What you need to do —
Please pull out every line that includes the string "HDFST".

Excerpted data —
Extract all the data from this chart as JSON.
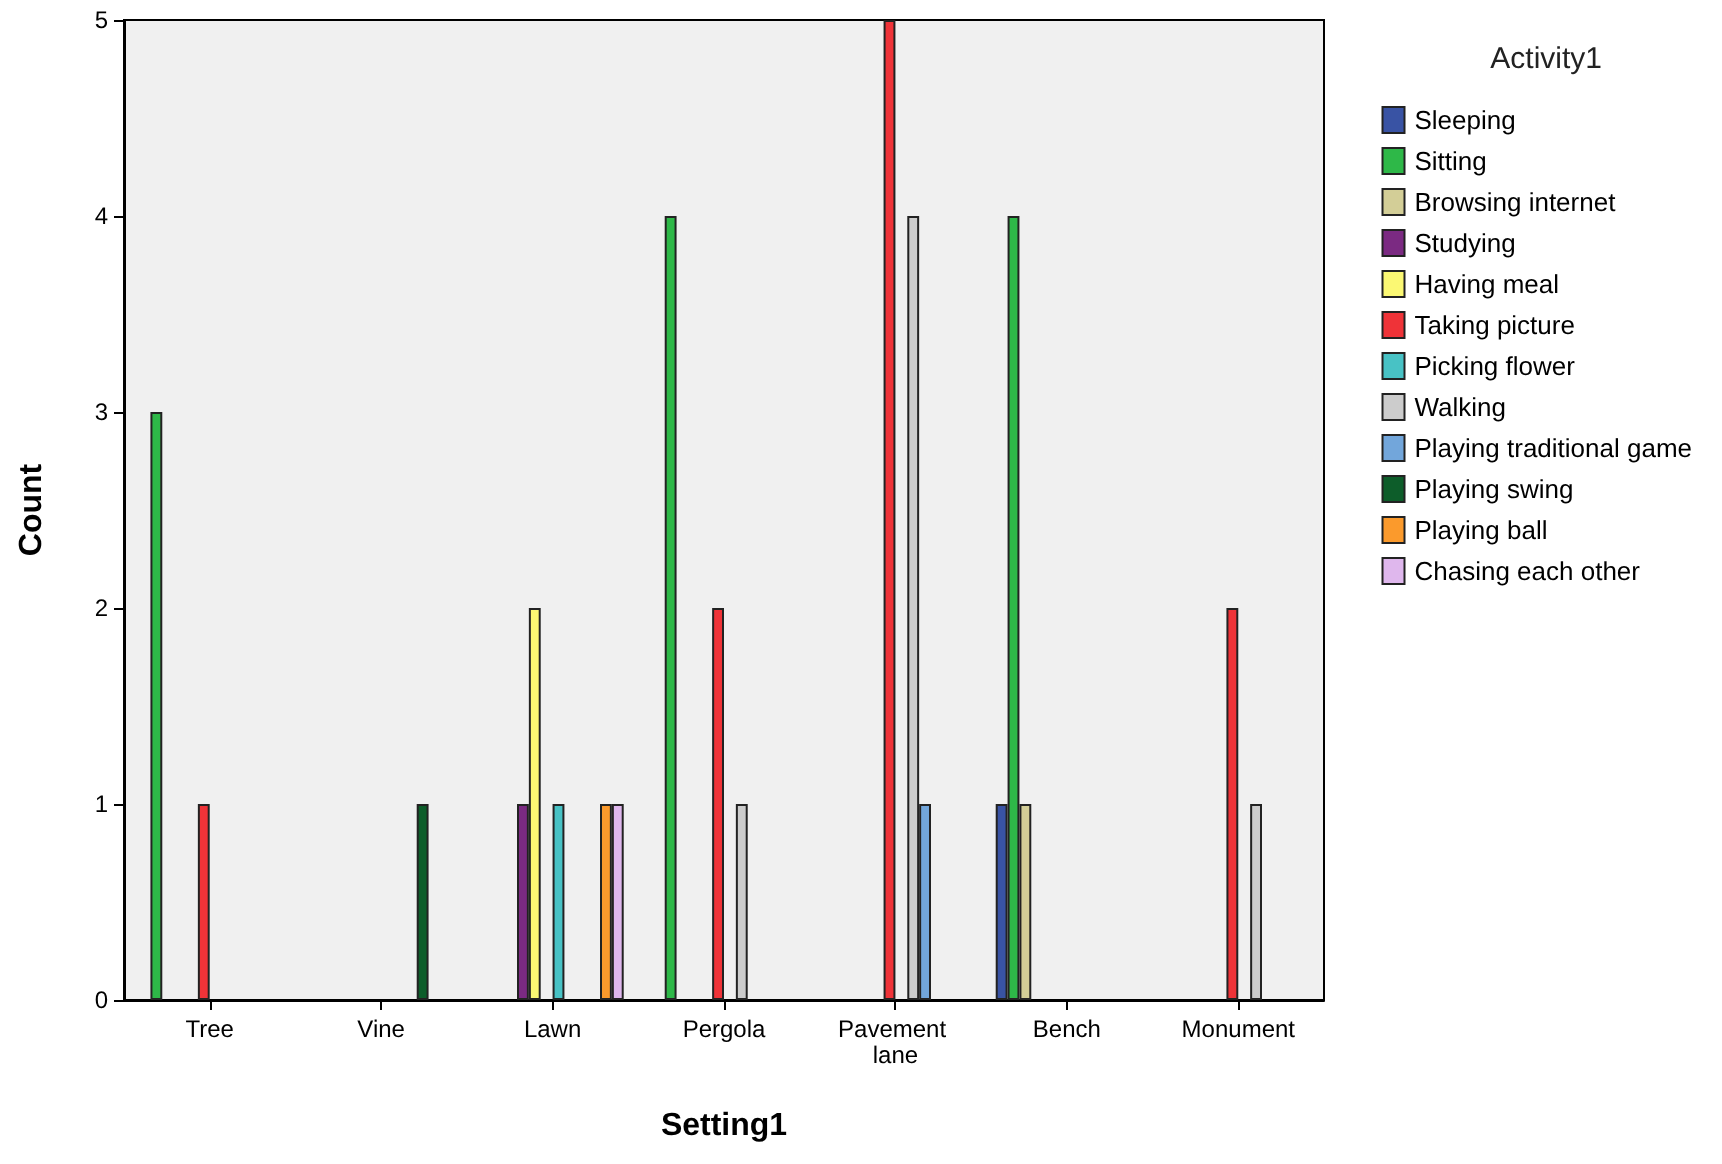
{
  "chart_data": {
    "type": "bar",
    "xlabel": "Setting1",
    "ylabel": "Count",
    "legend_title": "Activity1",
    "categories": [
      "Tree",
      "Vine",
      "Lawn",
      "Pergola",
      "Pavement lane",
      "Bench",
      "Monument"
    ],
    "series": [
      {
        "name": "Sleeping",
        "color": "#3953a4",
        "values": [
          null,
          null,
          null,
          null,
          null,
          1,
          null
        ]
      },
      {
        "name": "Sitting",
        "color": "#2eb848",
        "values": [
          3,
          null,
          null,
          4,
          null,
          4,
          null
        ]
      },
      {
        "name": "Browsing internet",
        "color": "#d3ce97",
        "values": [
          null,
          null,
          null,
          null,
          null,
          1,
          null
        ]
      },
      {
        "name": "Studying",
        "color": "#7b2a82",
        "values": [
          null,
          null,
          1,
          null,
          null,
          null,
          null
        ]
      },
      {
        "name": "Having meal",
        "color": "#fbf873",
        "values": [
          null,
          null,
          2,
          null,
          null,
          null,
          null
        ]
      },
      {
        "name": "Taking picture",
        "color": "#ef3338",
        "values": [
          1,
          null,
          null,
          2,
          5,
          null,
          2
        ]
      },
      {
        "name": "Picking flower",
        "color": "#48c2c5",
        "values": [
          null,
          null,
          1,
          null,
          null,
          null,
          null
        ]
      },
      {
        "name": "Walking",
        "color": "#cccccc",
        "values": [
          null,
          null,
          null,
          1,
          4,
          null,
          1
        ]
      },
      {
        "name": "Playing traditional game",
        "color": "#72a6db",
        "values": [
          null,
          null,
          null,
          null,
          1,
          null,
          null
        ]
      },
      {
        "name": "Playing swing",
        "color": "#0d5d2a",
        "values": [
          null,
          1,
          null,
          null,
          null,
          null,
          null
        ]
      },
      {
        "name": "Playing ball",
        "color": "#fb9a2c",
        "values": [
          null,
          null,
          1,
          null,
          null,
          null,
          null
        ]
      },
      {
        "name": "Chasing each other",
        "color": "#dfb7ed",
        "values": [
          null,
          null,
          1,
          null,
          null,
          null,
          null
        ]
      }
    ],
    "ylim": [
      0,
      5
    ],
    "yticks": [
      0,
      1,
      2,
      3,
      4,
      5
    ],
    "grid": false,
    "legend": "right"
  }
}
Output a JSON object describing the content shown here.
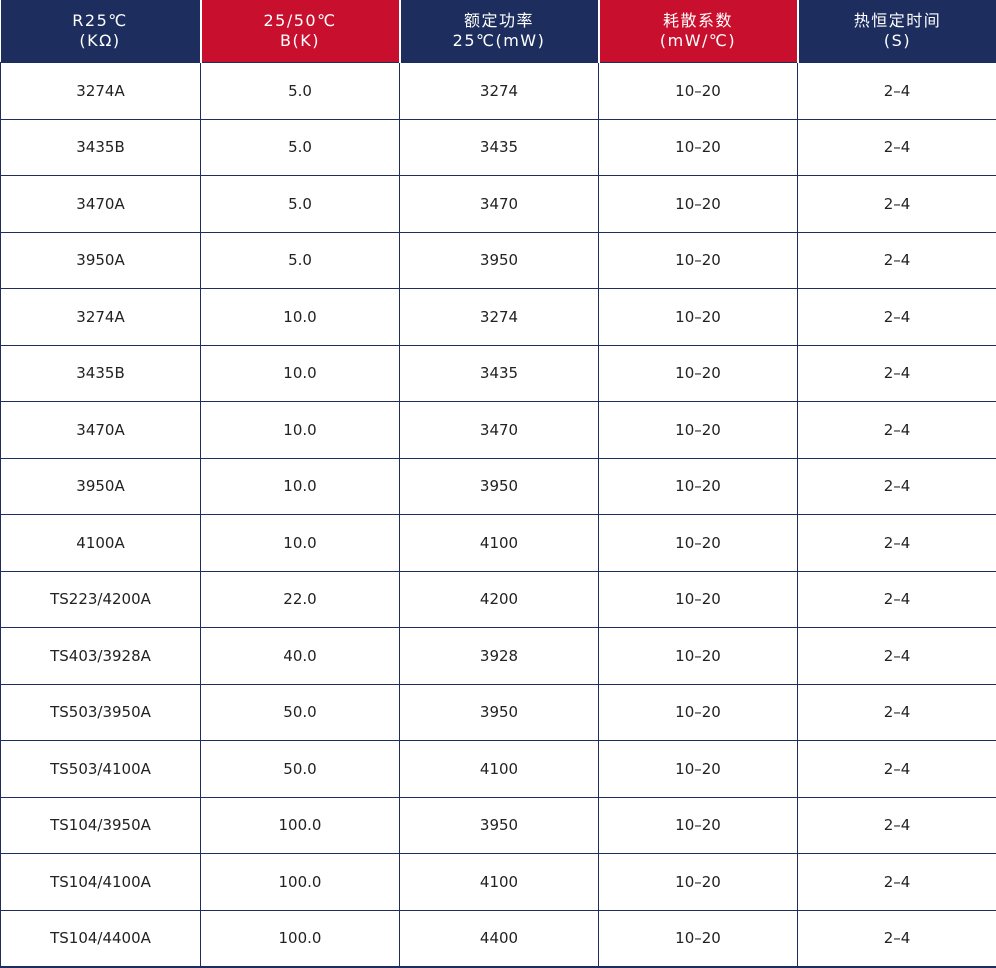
{
  "colors": {
    "header_navy": "#1c2d5e",
    "header_red": "#c8102e",
    "grid_line": "#1c2d5e",
    "text": "#222222"
  },
  "headers": [
    {
      "line1": "R25℃",
      "line2": "(KΩ)",
      "color": "navy"
    },
    {
      "line1": "25/50℃",
      "line2": "B(K)",
      "color": "red"
    },
    {
      "line1": "额定功率",
      "line2": "25℃(mW)",
      "color": "navy"
    },
    {
      "line1": "耗散系数",
      "line2": "(mW/℃)",
      "color": "red"
    },
    {
      "line1": "热恒定时间",
      "line2": "(S)",
      "color": "navy"
    }
  ],
  "rows": [
    [
      "3274A",
      "5.0",
      "3274",
      "10–20",
      "2–4"
    ],
    [
      "3435B",
      "5.0",
      "3435",
      "10–20",
      "2–4"
    ],
    [
      "3470A",
      "5.0",
      "3470",
      "10–20",
      "2–4"
    ],
    [
      "3950A",
      "5.0",
      "3950",
      "10–20",
      "2–4"
    ],
    [
      "3274A",
      "10.0",
      "3274",
      "10–20",
      "2–4"
    ],
    [
      "3435B",
      "10.0",
      "3435",
      "10–20",
      "2–4"
    ],
    [
      "3470A",
      "10.0",
      "3470",
      "10–20",
      "2–4"
    ],
    [
      "3950A",
      "10.0",
      "3950",
      "10–20",
      "2–4"
    ],
    [
      "4100A",
      "10.0",
      "4100",
      "10–20",
      "2–4"
    ],
    [
      "TS223/4200A",
      "22.0",
      "4200",
      "10–20",
      "2–4"
    ],
    [
      "TS403/3928A",
      "40.0",
      "3928",
      "10–20",
      "2–4"
    ],
    [
      "TS503/3950A",
      "50.0",
      "3950",
      "10–20",
      "2–4"
    ],
    [
      "TS503/4100A",
      "50.0",
      "4100",
      "10–20",
      "2–4"
    ],
    [
      "TS104/3950A",
      "100.0",
      "3950",
      "10–20",
      "2–4"
    ],
    [
      "TS104/4100A",
      "100.0",
      "4100",
      "10–20",
      "2–4"
    ],
    [
      "TS104/4400A",
      "100.0",
      "4400",
      "10–20",
      "2–4"
    ]
  ]
}
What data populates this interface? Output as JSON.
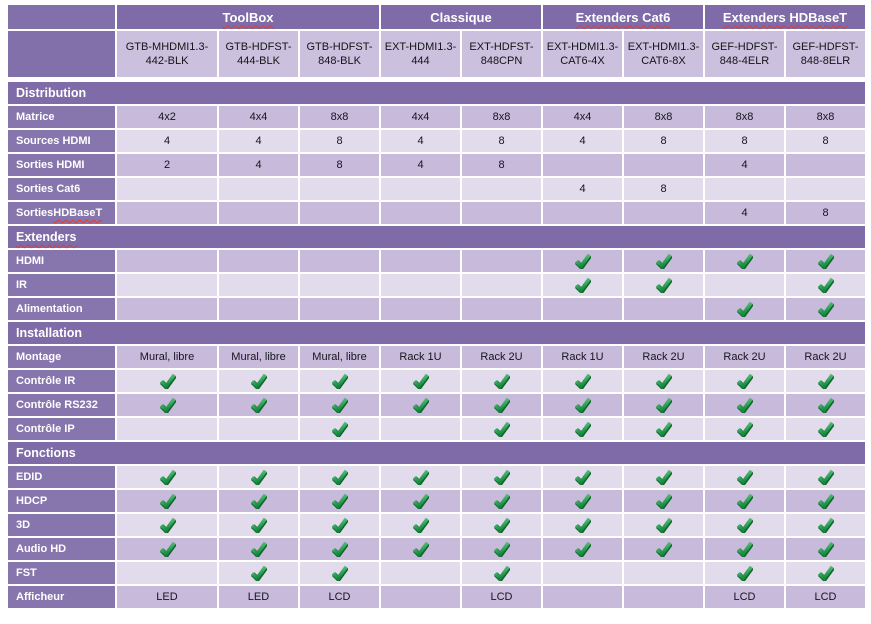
{
  "table": {
    "groups": [
      {
        "label": "ToolBox",
        "span": 3,
        "squiggle": true
      },
      {
        "label": "Classique",
        "span": 2,
        "squiggle": false
      },
      {
        "label": "Extenders Cat6",
        "span": 2,
        "squiggle": true
      },
      {
        "label": "Extenders HDBaseT",
        "span": 2,
        "squiggle": true
      }
    ],
    "products": [
      "GTB-MHDMI1.3-442-BLK",
      "GTB-HDFST-444-BLK",
      "GTB-HDFST-848-BLK",
      "EXT-HDMI1.3-444",
      "EXT-HDFST-848CPN",
      "EXT-HDMI1.3-CAT6-4X",
      "EXT-HDMI1.3-CAT6-8X",
      "GEF-HDFST-848-4ELR",
      "GEF-HDFST-848-8ELR"
    ],
    "sections": [
      {
        "title": "Distribution",
        "squiggle": false,
        "first_shade": "dark",
        "rows": [
          {
            "label": "Matrice",
            "cells": [
              "4x2",
              "4x4",
              "8x8",
              "4x4",
              "8x8",
              "4x4",
              "8x8",
              "8x8",
              "8x8"
            ]
          },
          {
            "label": "Sources HDMI",
            "cells": [
              "4",
              "4",
              "8",
              "4",
              "8",
              "4",
              "8",
              "8",
              "8"
            ]
          },
          {
            "label": "Sorties HDMI",
            "cells": [
              "2",
              "4",
              "8",
              "4",
              "8",
              "",
              "",
              "4",
              ""
            ]
          },
          {
            "label": "Sorties Cat6",
            "cells": [
              "",
              "",
              "",
              "",
              "",
              "4",
              "8",
              "",
              ""
            ]
          },
          {
            "label": "Sorties HDBaseT",
            "squiggle_part": "HDBaseT",
            "cells": [
              "",
              "",
              "",
              "",
              "",
              "",
              "",
              "4",
              "8"
            ]
          }
        ]
      },
      {
        "title": "Extenders",
        "squiggle": true,
        "first_shade": "dark",
        "rows": [
          {
            "label": "HDMI",
            "cells": [
              "",
              "",
              "",
              "",
              "",
              "check",
              "check",
              "check",
              "check"
            ]
          },
          {
            "label": "IR",
            "cells": [
              "",
              "",
              "",
              "",
              "",
              "check",
              "check",
              "",
              "check"
            ]
          },
          {
            "label": "Alimentation",
            "cells": [
              "",
              "",
              "",
              "",
              "",
              "",
              "",
              "check",
              "check"
            ]
          }
        ]
      },
      {
        "title": "Installation",
        "squiggle": false,
        "first_shade": "dark",
        "rows": [
          {
            "label": "Montage",
            "cells": [
              "Mural, libre",
              "Mural, libre",
              "Mural, libre",
              "Rack 1U",
              "Rack 2U",
              "Rack 1U",
              "Rack 2U",
              "Rack 2U",
              "Rack 2U"
            ]
          },
          {
            "label": "Contrôle IR",
            "cells": [
              "check",
              "check",
              "check",
              "check",
              "check",
              "check",
              "check",
              "check",
              "check"
            ]
          },
          {
            "label": "Contrôle RS232",
            "cells": [
              "check",
              "check",
              "check",
              "check",
              "check",
              "check",
              "check",
              "check",
              "check"
            ]
          },
          {
            "label": "Contrôle IP",
            "cells": [
              "",
              "",
              "check",
              "",
              "check",
              "check",
              "check",
              "check",
              "check"
            ]
          }
        ]
      },
      {
        "title": "Fonctions",
        "squiggle": false,
        "first_shade": "light",
        "rows": [
          {
            "label": "EDID",
            "cells": [
              "check",
              "check",
              "check",
              "check",
              "check",
              "check",
              "check",
              "check",
              "check"
            ]
          },
          {
            "label": "HDCP",
            "cells": [
              "check",
              "check",
              "check",
              "check",
              "check",
              "check",
              "check",
              "check",
              "check"
            ]
          },
          {
            "label": "3D",
            "cells": [
              "check",
              "check",
              "check",
              "check",
              "check",
              "check",
              "check",
              "check",
              "check"
            ]
          },
          {
            "label": "Audio HD",
            "cells": [
              "check",
              "check",
              "check",
              "check",
              "check",
              "check",
              "check",
              "check",
              "check"
            ]
          },
          {
            "label": "FST",
            "cells": [
              "",
              "check",
              "check",
              "",
              "check",
              "",
              "",
              "check",
              "check"
            ]
          },
          {
            "label": "Afficheur",
            "cells": [
              "LED",
              "LED",
              "LCD",
              "",
              "LCD",
              "",
              "",
              "LCD",
              "LCD"
            ]
          }
        ]
      }
    ],
    "colors": {
      "header_purple": "#7e6ba7",
      "corner_purple": "#8170aa",
      "label_purple": "#8775ae",
      "cell_dark": "#c7bada",
      "cell_light": "#e1dbec",
      "product_cell": "#cbc1df",
      "check_green_light": "#6fd190",
      "check_green_dark": "#128a3c",
      "check_outline": "#11632c",
      "squiggle_red": "#e23b2e"
    }
  }
}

Result —
      "GTB-HDFST-444-BLK",
      "GTB-HDFST-848-BLK",
      "EXT-HDFST-848CPN",
      "GEF-HDFST-848-4ELR",
      "GEF-HDFST-848-8ELR"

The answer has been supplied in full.